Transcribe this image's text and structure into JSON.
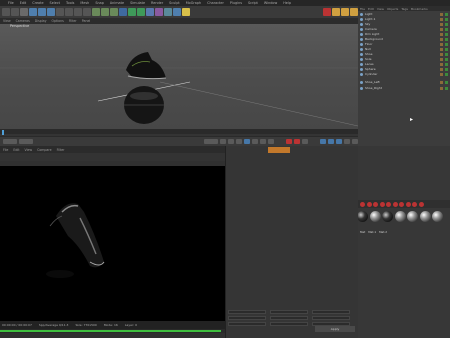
{
  "app": {
    "menu": [
      "File",
      "Edit",
      "Create",
      "Select",
      "Tools",
      "Mesh",
      "Snap",
      "Animate",
      "Simulate",
      "Render",
      "Sculpt",
      "MoGraph",
      "Character",
      "Plugins",
      "Script",
      "Window",
      "Help"
    ]
  },
  "viewport": {
    "menu": [
      "View",
      "Cameras",
      "Display",
      "Options",
      "Filter",
      "Panel"
    ],
    "name": "Perspective"
  },
  "object_manager": {
    "tabs": [
      "File",
      "Edit",
      "View",
      "Objects",
      "Tags",
      "Bookmarks"
    ],
    "items": [
      {
        "label": "Light"
      },
      {
        "label": "Light.1"
      },
      {
        "label": "Sky"
      },
      {
        "label": "Camera"
      },
      {
        "label": "Rim Light"
      },
      {
        "label": "Background"
      },
      {
        "label": "Floor"
      },
      {
        "label": "Null"
      },
      {
        "label": "Shoe"
      },
      {
        "label": "Sole"
      },
      {
        "label": "Laces"
      },
      {
        "label": "Sphere"
      },
      {
        "label": "Cylinder"
      },
      {
        "label": "Shoe_Left"
      },
      {
        "label": "Shoe_Right"
      }
    ]
  },
  "render_view": {
    "menu": [
      "File",
      "Edit",
      "View",
      "Compare",
      "Filter"
    ],
    "status": [
      "00:00:00 / 00:00:07",
      "Spp/Average 9/11.3",
      "Size: 770x500",
      "Mode: 16",
      "Layer: 0"
    ],
    "progress": 0.98
  },
  "materials": {
    "labels": [
      "Mat",
      "Mat.1",
      "Mat.2"
    ],
    "count": 7
  },
  "mid_panel": {
    "button": "Apply"
  },
  "colors": {
    "accent_orange": "#c2782b",
    "progress_green": "#3fbf3f",
    "record_red": "#b33333"
  }
}
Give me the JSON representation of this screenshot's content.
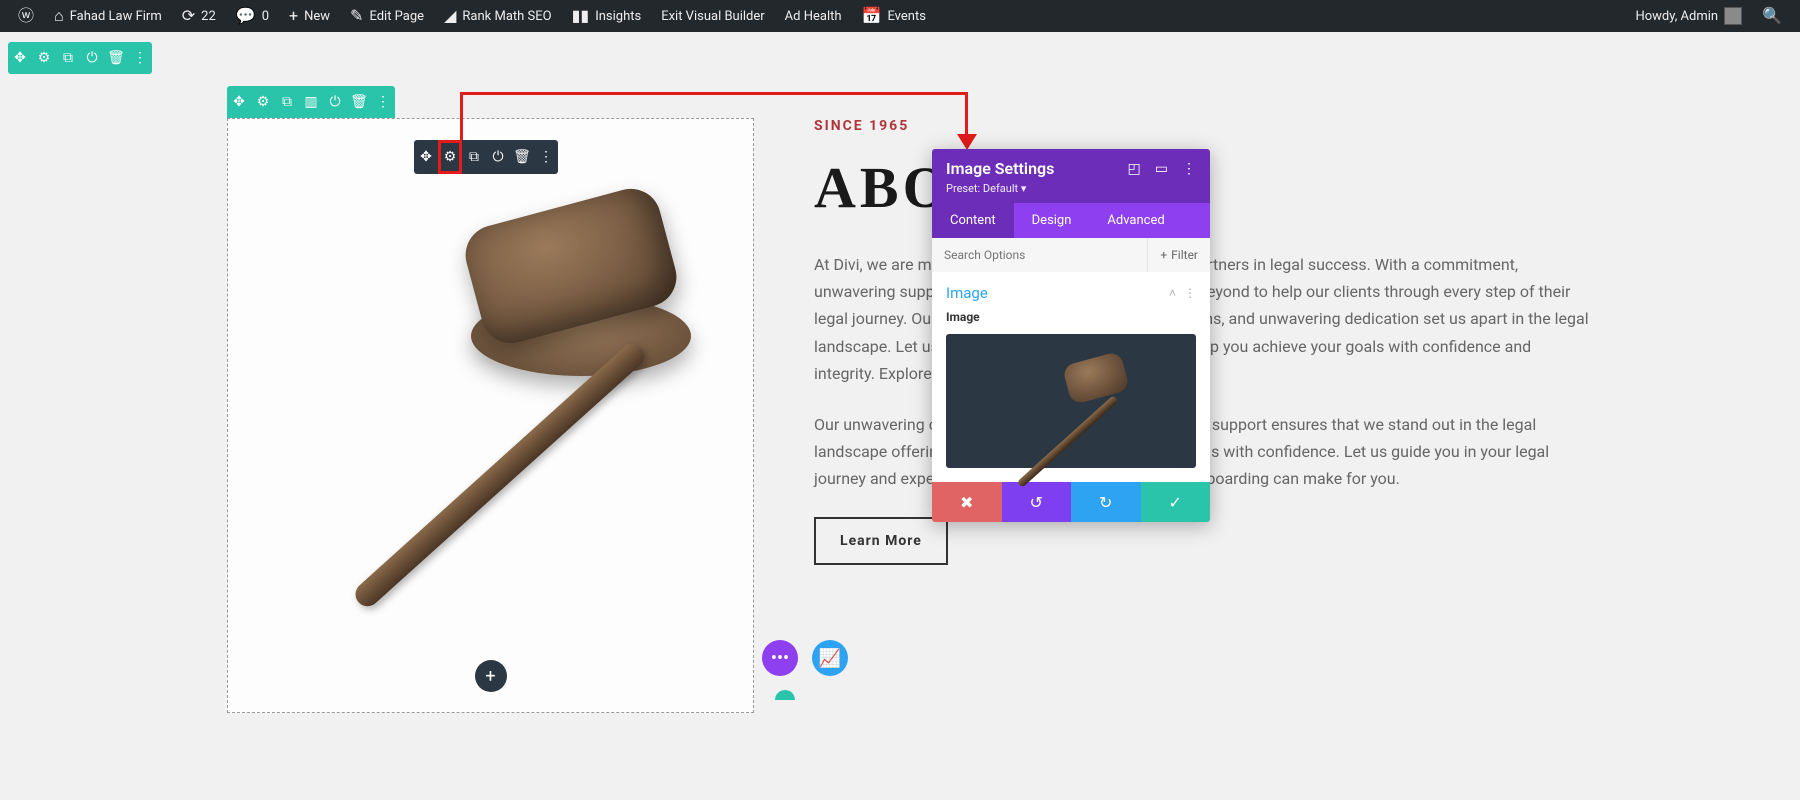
{
  "adminbar": {
    "site_name": "Fahad Law Firm",
    "updates": "22",
    "comments": "0",
    "new": "New",
    "edit_page": "Edit Page",
    "rank_math": "Rank Math SEO",
    "insights": "Insights",
    "exit_vb": "Exit Visual Builder",
    "ad_health": "Ad Health",
    "events": "Events",
    "greeting": "Howdy, Admin"
  },
  "page": {
    "eyebrow": "SINCE 1965",
    "heading": "ABOUT",
    "para1": "At Divi, we are more than just a law firm. We are your partners in legal success. With a commitment, unwavering support, and dedication, we go above and beyond to help our clients through every step of their legal journey. Our innovation, in-depth expertise, solutions, and unwavering dedication set us apart in the legal landscape. Let us redefine your legal experience and help you achieve your goals with confidence and integrity. Explore the difference with our law firm today.",
    "para2": "Our unwavering commitment, dedication, solutions, and support ensures that we stand out in the legal landscape offering solutions to help you reach your goals with confidence. Let us guide you in your legal journey and experience the difference that Paralegal Onboarding can make for you.",
    "learn_more": "Learn More"
  },
  "panel": {
    "title": "Image Settings",
    "preset": "Preset: Default",
    "tabs": {
      "content": "Content",
      "design": "Design",
      "advanced": "Advanced"
    },
    "search_placeholder": "Search Options",
    "filter": "Filter",
    "section": "Image",
    "field_label": "Image"
  },
  "icons": {
    "move": "✥",
    "gear": "⚙",
    "duplicate": "⧉",
    "columns": "▥",
    "power": "⏻",
    "trash": "🗑",
    "more": "⋮",
    "plus": "+",
    "focus": "◰",
    "drag": "▭",
    "chevup": "˄",
    "undo": "↺",
    "redo": "↻",
    "close": "✖",
    "check": "✓",
    "dots": "•••",
    "chart": "📈"
  }
}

-- -- --

_Given task_.
Output an exact copy of the material, with the pictures removed.

_Answer for the task_.
Transcribe this image's text and structure into JSON.
{
  "app": {
    "menu": [
      "File",
      "Edit",
      "Create",
      "Select",
      "Tools",
      "Mesh",
      "Snap",
      "Animate",
      "Simulate",
      "Render",
      "Sculpt",
      "MoGraph",
      "Character",
      "Plugins",
      "Script",
      "Window",
      "Help"
    ]
  },
  "viewport": {
    "menu": [
      "View",
      "Cameras",
      "Display",
      "Options",
      "Filter",
      "Panel"
    ],
    "name": "Perspective"
  },
  "object_manager": {
    "tabs": [
      "File",
      "Edit",
      "View",
      "Objects",
      "Tags",
      "Bookmarks"
    ],
    "items": [
      {
        "label": "Light"
      },
      {
        "label": "Light.1"
      },
      {
        "label": "Sky"
      },
      {
        "label": "Camera"
      },
      {
        "label": "Rim Light"
      },
      {
        "label": "Background"
      },
      {
        "label": "Floor"
      },
      {
        "label": "Null"
      },
      {
        "label": "Shoe"
      },
      {
        "label": "Sole"
      },
      {
        "label": "Laces"
      },
      {
        "label": "Sphere"
      },
      {
        "label": "Cylinder"
      },
      {
        "label": "Shoe_Left"
      },
      {
        "label": "Shoe_Right"
      }
    ]
  },
  "render_view": {
    "menu": [
      "File",
      "Edit",
      "View",
      "Compare",
      "Filter"
    ],
    "status": [
      "00:00:00 / 00:00:07",
      "Spp/Average 9/11.3",
      "Size: 770x500",
      "Mode: 16",
      "Layer: 0"
    ],
    "progress": 0.98
  },
  "materials": {
    "labels": [
      "Mat",
      "Mat.1",
      "Mat.2"
    ],
    "count": 7
  },
  "mid_panel": {
    "button": "Apply"
  },
  "colors": {
    "accent_orange": "#c2782b",
    "progress_green": "#3fbf3f",
    "record_red": "#b33333"
  }
}
Give me the JSON representation of this screenshot's content.
{
  "adminbar": {
    "site_name": "Fahad Law Firm",
    "updates": "22",
    "comments": "0",
    "new": "New",
    "edit_page": "Edit Page",
    "rank_math": "Rank Math SEO",
    "insights": "Insights",
    "exit_vb": "Exit Visual Builder",
    "ad_health": "Ad Health",
    "events": "Events",
    "greeting": "Howdy, Admin"
  },
  "page": {
    "eyebrow": "SINCE 1965",
    "heading": "ABOUT",
    "para1": "At Divi, we are more than just a law firm. We are your partners in legal success. With a commitment, unwavering support, and dedication, we go above and beyond to help our clients through every step of their legal journey. Our innovation, in-depth expertise, solutions, and unwavering dedication set us apart in the legal landscape. Let us redefine your legal experience and help you achieve your goals with confidence and integrity. Explore the difference with our law firm today.",
    "para2": "Our unwavering commitment, dedication, solutions, and support ensures that we stand out in the legal landscape offering solutions to help you reach your goals with confidence. Let us guide you in your legal journey and experience the difference that Paralegal Onboarding can make for you.",
    "learn_more": "Learn More"
  },
  "panel": {
    "title": "Image Settings",
    "preset": "Preset: Default",
    "tabs": {
      "content": "Content",
      "design": "Design",
      "advanced": "Advanced"
    },
    "search_placeholder": "Search Options",
    "filter": "Filter",
    "section": "Image",
    "field_label": "Image"
  },
  "icons": {
    "move": "✥",
    "gear": "⚙",
    "duplicate": "⧉",
    "columns": "▥",
    "power": "⏻",
    "trash": "🗑",
    "more": "⋮",
    "plus": "+",
    "focus": "◰",
    "drag": "▭",
    "chevup": "˄",
    "undo": "↺",
    "redo": "↻",
    "close": "✖",
    "check": "✓",
    "dots": "•••",
    "chart": "📈"
  }
}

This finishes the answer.